§ What you have to do
Reproduce the material word for word; the images stay out.
--- Start Material supplied ---
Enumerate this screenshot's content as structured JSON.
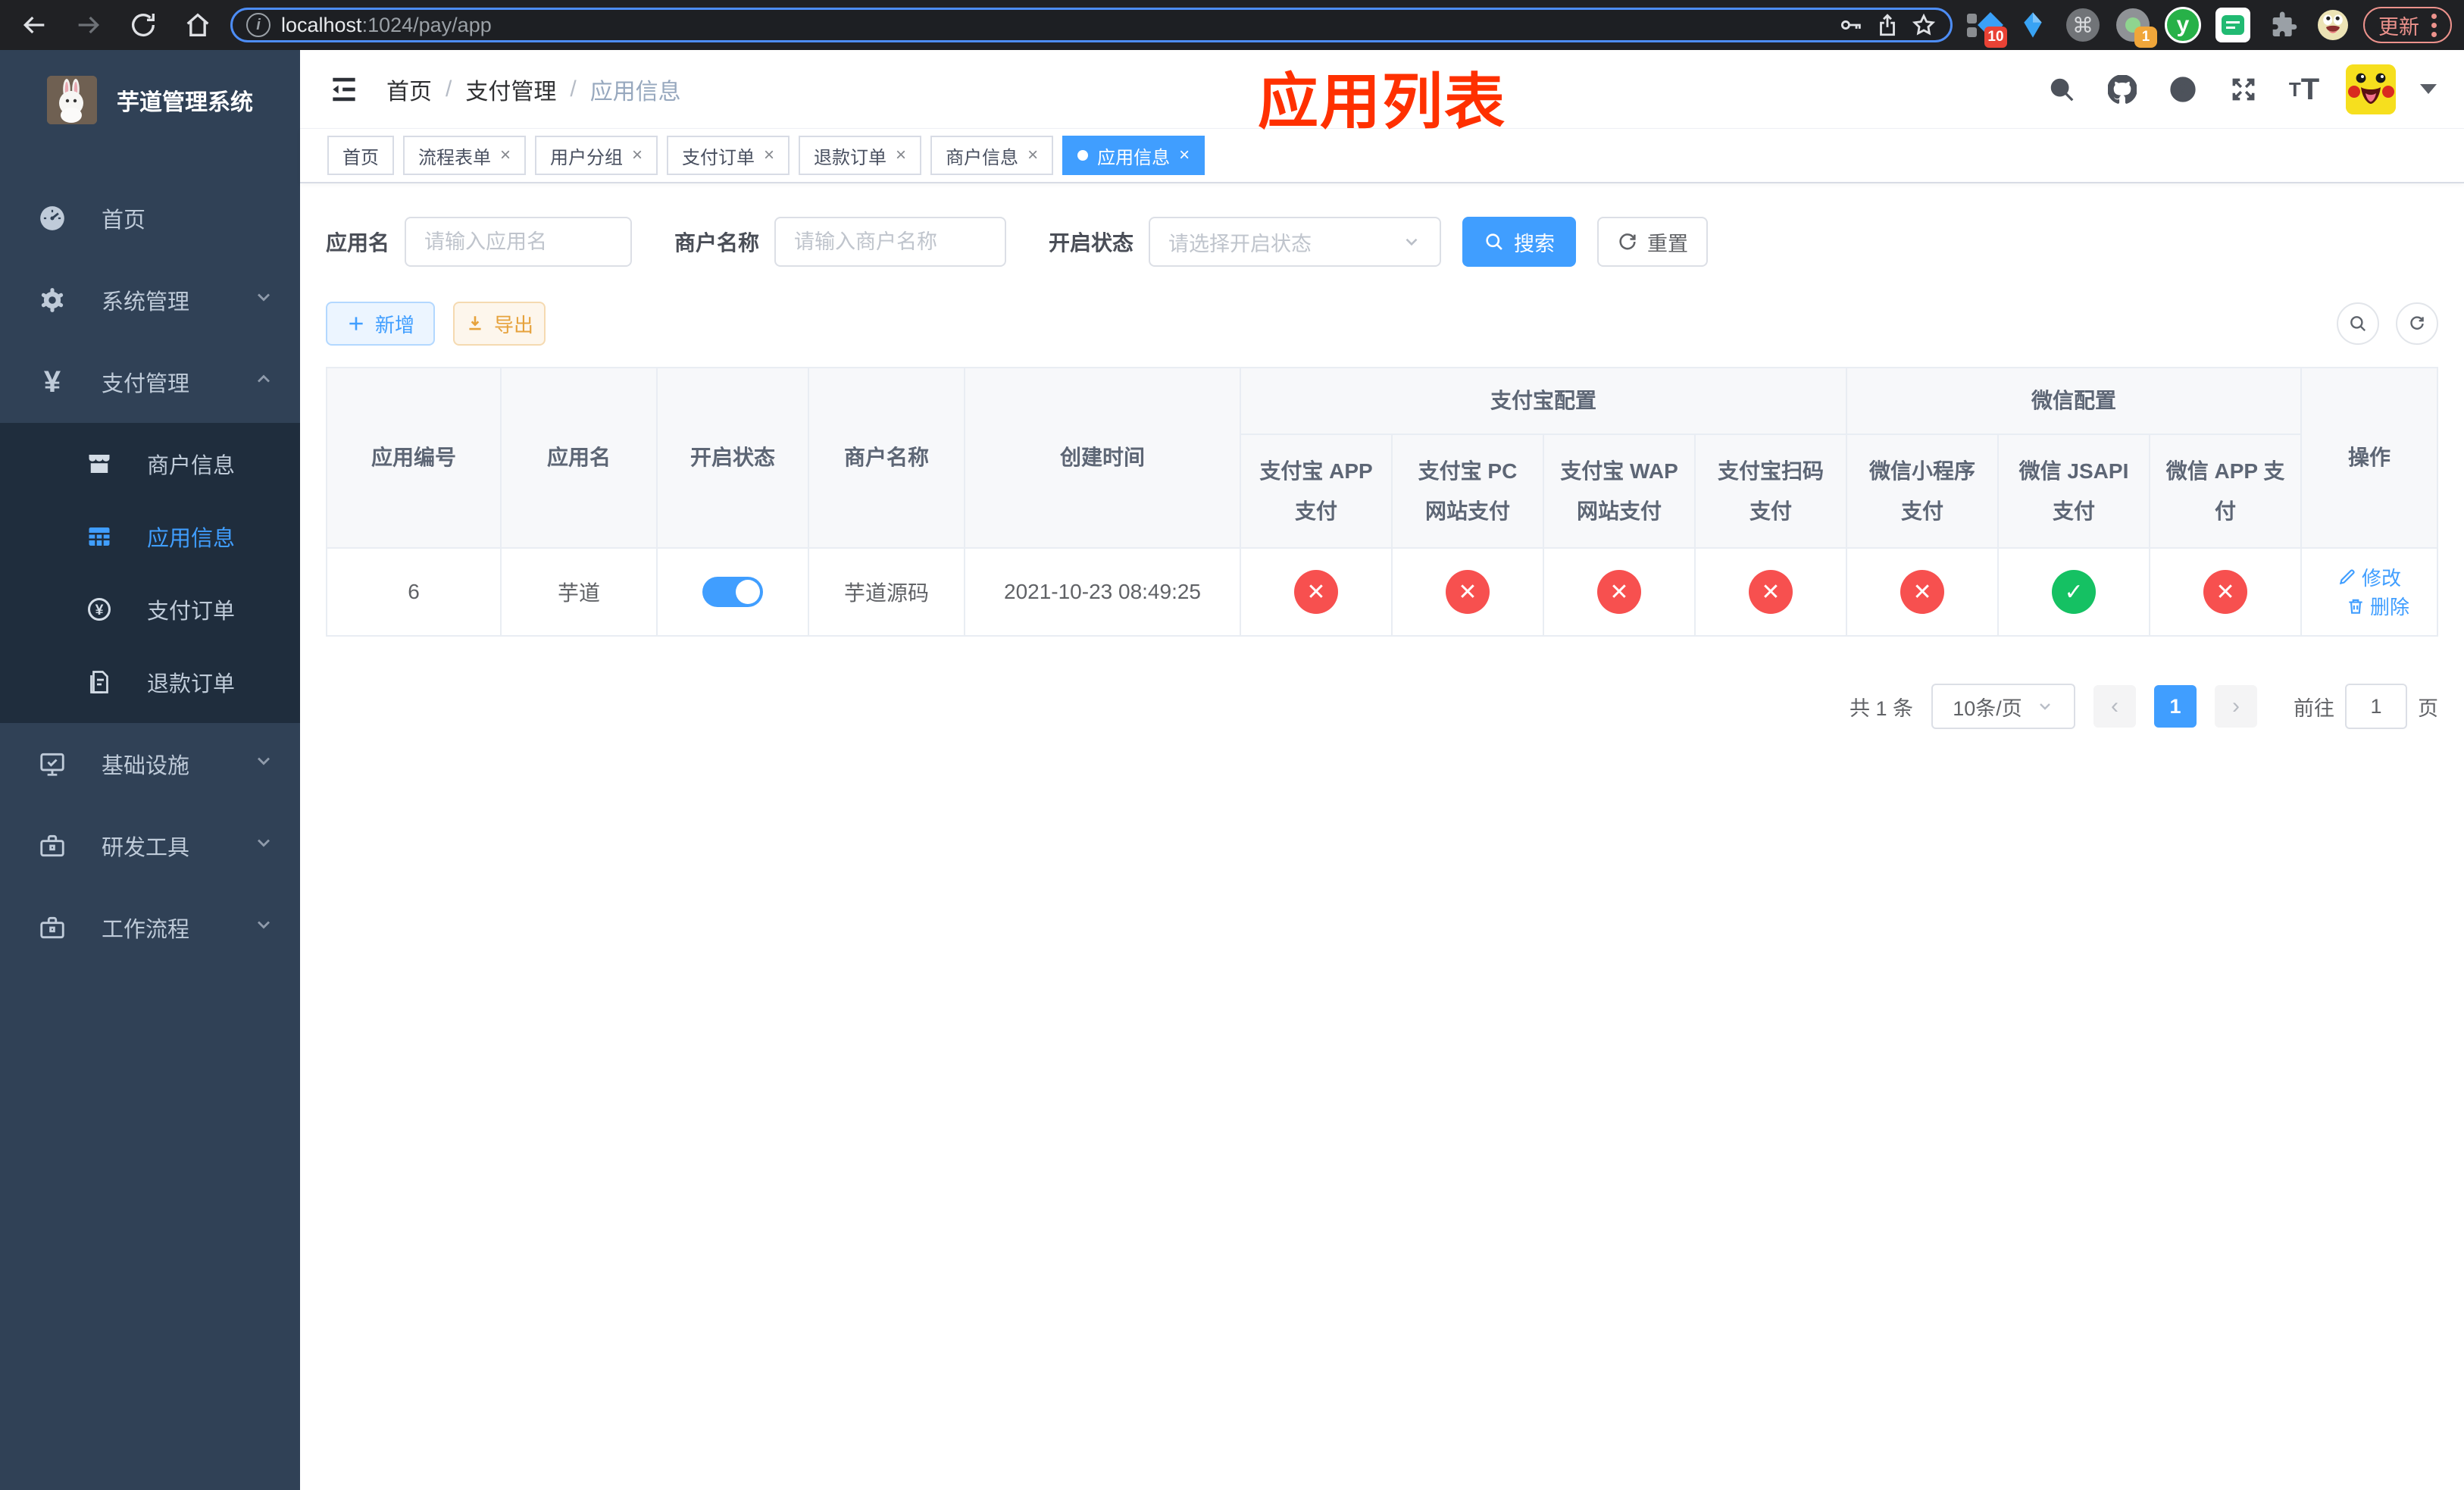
{
  "browser": {
    "url_host": "localhost",
    "url_path": ":1024/pay/app",
    "update_button": "更新",
    "ext_badge_1": "10",
    "ext_badge_2": "1"
  },
  "sidebar": {
    "title": "芋道管理系统",
    "menu": [
      {
        "label": "首页"
      },
      {
        "label": "系统管理"
      },
      {
        "label": "支付管理"
      },
      {
        "label": "基础设施"
      },
      {
        "label": "研发工具"
      },
      {
        "label": "工作流程"
      }
    ],
    "submenu": [
      {
        "label": "商户信息"
      },
      {
        "label": "应用信息"
      },
      {
        "label": "支付订单"
      },
      {
        "label": "退款订单"
      }
    ]
  },
  "navbar": {
    "breadcrumb": [
      "首页",
      "支付管理",
      "应用信息"
    ],
    "annotation": "应用列表"
  },
  "tabs": [
    {
      "label": "首页"
    },
    {
      "label": "流程表单"
    },
    {
      "label": "用户分组"
    },
    {
      "label": "支付订单"
    },
    {
      "label": "退款订单"
    },
    {
      "label": "商户信息"
    },
    {
      "label": "应用信息"
    }
  ],
  "filters": {
    "app_name_label": "应用名",
    "app_name_placeholder": "请输入应用名",
    "merchant_label": "商户名称",
    "merchant_placeholder": "请输入商户名称",
    "status_label": "开启状态",
    "status_placeholder": "请选择开启状态",
    "search": "搜索",
    "reset": "重置"
  },
  "toolbar": {
    "add": "新增",
    "export": "导出"
  },
  "table": {
    "columns": [
      "应用编号",
      "应用名",
      "开启状态",
      "商户名称",
      "创建时间"
    ],
    "groups": [
      {
        "label": "支付宝配置",
        "children": [
          "支付宝 APP 支付",
          "支付宝 PC 网站支付",
          "支付宝 WAP 网站支付",
          "支付宝扫码支付"
        ]
      },
      {
        "label": "微信配置",
        "children": [
          "微信小程序支付",
          "微信 JSAPI 支付",
          "微信 APP 支付"
        ]
      }
    ],
    "actions_column": "操作",
    "rows": [
      {
        "id": "6",
        "name": "芋道",
        "enabled": true,
        "merchant": "芋道源码",
        "created": "2021-10-23 08:49:25",
        "pay_status": [
          "no",
          "no",
          "no",
          "no",
          "no",
          "yes",
          "no"
        ],
        "edit": "修改",
        "delete": "删除"
      }
    ]
  },
  "pagination": {
    "total": "共 1 条",
    "page_size": "10条/页",
    "current_page": "1",
    "goto_label": "前往",
    "goto_value": "1",
    "goto_suffix": "页"
  },
  "colors": {
    "primary": "#409EFF",
    "success": "#15c163",
    "danger": "#f7504f",
    "warning": "#e6a23c",
    "annotation": "#ff3000"
  }
}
--- End Material supplied ---
§ Output for this exercise
Enumerate this screenshot's content as structured JSON.
{
  "browser": {
    "url_host": "localhost",
    "url_path": ":1024/pay/app",
    "update_button": "更新",
    "ext_badge_1": "10",
    "ext_badge_2": "1"
  },
  "sidebar": {
    "title": "芋道管理系统",
    "menu": [
      {
        "label": "首页"
      },
      {
        "label": "系统管理"
      },
      {
        "label": "支付管理"
      },
      {
        "label": "基础设施"
      },
      {
        "label": "研发工具"
      },
      {
        "label": "工作流程"
      }
    ],
    "submenu": [
      {
        "label": "商户信息"
      },
      {
        "label": "应用信息"
      },
      {
        "label": "支付订单"
      },
      {
        "label": "退款订单"
      }
    ]
  },
  "navbar": {
    "breadcrumb": [
      "首页",
      "支付管理",
      "应用信息"
    ],
    "annotation": "应用列表"
  },
  "tabs": [
    {
      "label": "首页"
    },
    {
      "label": "流程表单"
    },
    {
      "label": "用户分组"
    },
    {
      "label": "支付订单"
    },
    {
      "label": "退款订单"
    },
    {
      "label": "商户信息"
    },
    {
      "label": "应用信息"
    }
  ],
  "filters": {
    "app_name_label": "应用名",
    "app_name_placeholder": "请输入应用名",
    "merchant_label": "商户名称",
    "merchant_placeholder": "请输入商户名称",
    "status_label": "开启状态",
    "status_placeholder": "请选择开启状态",
    "search": "搜索",
    "reset": "重置"
  },
  "toolbar": {
    "add": "新增",
    "export": "导出"
  },
  "table": {
    "columns": [
      "应用编号",
      "应用名",
      "开启状态",
      "商户名称",
      "创建时间"
    ],
    "groups": [
      {
        "label": "支付宝配置",
        "children": [
          "支付宝 APP 支付",
          "支付宝 PC 网站支付",
          "支付宝 WAP 网站支付",
          "支付宝扫码支付"
        ]
      },
      {
        "label": "微信配置",
        "children": [
          "微信小程序支付",
          "微信 JSAPI 支付",
          "微信 APP 支付"
        ]
      }
    ],
    "actions_column": "操作",
    "rows": [
      {
        "id": "6",
        "name": "芋道",
        "enabled": true,
        "merchant": "芋道源码",
        "created": "2021-10-23 08:49:25",
        "pay_status": [
          "no",
          "no",
          "no",
          "no",
          "no",
          "yes",
          "no"
        ],
        "edit": "修改",
        "delete": "删除"
      }
    ]
  },
  "pagination": {
    "total": "共 1 条",
    "page_size": "10条/页",
    "current_page": "1",
    "goto_label": "前往",
    "goto_value": "1",
    "goto_suffix": "页"
  },
  "colors": {
    "primary": "#409EFF",
    "success": "#15c163",
    "danger": "#f7504f",
    "warning": "#e6a23c",
    "annotation": "#ff3000"
  }
}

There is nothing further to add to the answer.